## Do this
Gather up the lines with the word "name" in them.

## Figure contents as structured data
+--
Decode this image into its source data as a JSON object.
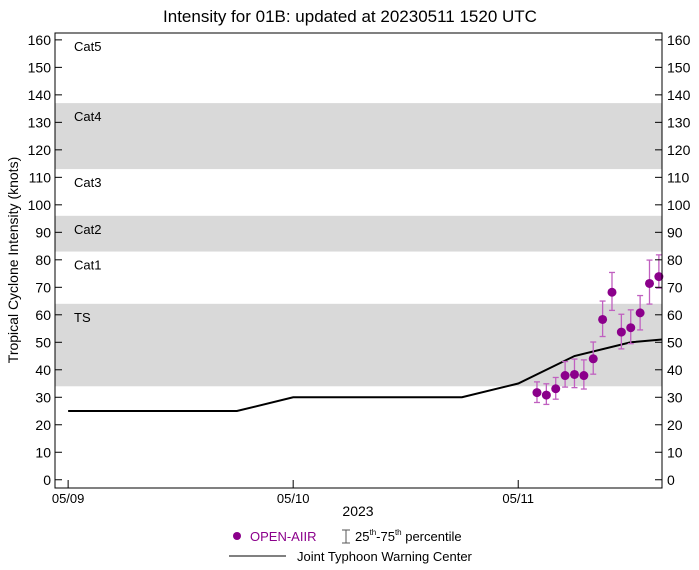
{
  "chart_data": {
    "type": "scatter",
    "title": "Intensity for 01B: updated at 20230511 1520 UTC",
    "xlabel": "2023",
    "ylabel": "Tropical Cyclone Intensity (knots)",
    "ylim": [
      -3,
      162.5
    ],
    "xlim": [
      "2023-05-08 22:36",
      "2023-05-11 15:20"
    ],
    "yticks": [
      0,
      10,
      20,
      30,
      40,
      50,
      60,
      70,
      80,
      90,
      100,
      110,
      120,
      130,
      140,
      150,
      160
    ],
    "xticks": [
      {
        "label": "05/09",
        "t": "2023-05-09 00:00"
      },
      {
        "label": "05/10",
        "t": "2023-05-10 00:00"
      },
      {
        "label": "05/11",
        "t": "2023-05-11 00:00"
      }
    ],
    "grid": false,
    "categories": [
      {
        "label": "TS",
        "min": 34,
        "max": 64,
        "shaded": true
      },
      {
        "label": "Cat1",
        "min": 64,
        "max": 83,
        "shaded": false
      },
      {
        "label": "Cat2",
        "min": 83,
        "max": 96,
        "shaded": true
      },
      {
        "label": "Cat3",
        "min": 96,
        "max": 113,
        "shaded": false
      },
      {
        "label": "Cat4",
        "min": 113,
        "max": 137,
        "shaded": true
      },
      {
        "label": "Cat5",
        "min": 137,
        "max": 170,
        "shaded": false
      }
    ],
    "shade_color": "#d9d9d9",
    "series": [
      {
        "name": "OPEN-AIIR",
        "type": "scatter",
        "color": "#8b008b",
        "error_color": "#c060c0",
        "points": [
          {
            "t": "2023-05-11 02:00",
            "y": 31.7,
            "p25": 28.1,
            "p75": 35.6
          },
          {
            "t": "2023-05-11 03:00",
            "y": 30.8,
            "p25": 27.4,
            "p75": 34.9
          },
          {
            "t": "2023-05-11 04:00",
            "y": 33.1,
            "p25": 29.3,
            "p75": 37.2
          },
          {
            "t": "2023-05-11 05:00",
            "y": 37.9,
            "p25": 33.7,
            "p75": 43.0
          },
          {
            "t": "2023-05-11 06:00",
            "y": 38.3,
            "p25": 33.5,
            "p75": 43.9
          },
          {
            "t": "2023-05-11 07:00",
            "y": 37.9,
            "p25": 33.0,
            "p75": 43.6
          },
          {
            "t": "2023-05-11 08:00",
            "y": 44.0,
            "p25": 38.4,
            "p75": 50.1
          },
          {
            "t": "2023-05-11 09:00",
            "y": 58.3,
            "p25": 52.1,
            "p75": 65.0
          },
          {
            "t": "2023-05-11 10:00",
            "y": 68.2,
            "p25": 61.6,
            "p75": 75.4
          },
          {
            "t": "2023-05-11 11:00",
            "y": 53.7,
            "p25": 47.6,
            "p75": 60.2
          },
          {
            "t": "2023-05-11 12:00",
            "y": 55.3,
            "p25": 49.5,
            "p75": 61.8
          },
          {
            "t": "2023-05-11 13:00",
            "y": 60.7,
            "p25": 54.5,
            "p75": 67.0
          },
          {
            "t": "2023-05-11 14:00",
            "y": 71.4,
            "p25": 63.9,
            "p75": 79.9
          },
          {
            "t": "2023-05-11 15:00",
            "y": 73.9,
            "p25": 69.7,
            "p75": 81.8
          }
        ]
      },
      {
        "name": "Joint Typhoon Warning Center",
        "type": "line",
        "color": "#000000",
        "points": [
          {
            "t": "2023-05-09 00:00",
            "y": 25
          },
          {
            "t": "2023-05-09 18:00",
            "y": 25
          },
          {
            "t": "2023-05-10 00:00",
            "y": 30
          },
          {
            "t": "2023-05-10 18:00",
            "y": 30
          },
          {
            "t": "2023-05-11 00:00",
            "y": 35
          },
          {
            "t": "2023-05-11 06:00",
            "y": 45
          },
          {
            "t": "2023-05-11 12:00",
            "y": 50
          },
          {
            "t": "2023-05-11 18:00",
            "y": 51
          }
        ]
      }
    ],
    "legend": {
      "placement": "bottom",
      "percentile_label": "25th-75th percentile",
      "percentile_sup1": "th",
      "percentile_sup2": "th",
      "percentile_a": "25",
      "percentile_b": "-75",
      "percentile_c": " percentile"
    }
  }
}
+--
## Task output
        "name": "OPEN-AIIR",
        "name": "Joint Typhoon Warning Center",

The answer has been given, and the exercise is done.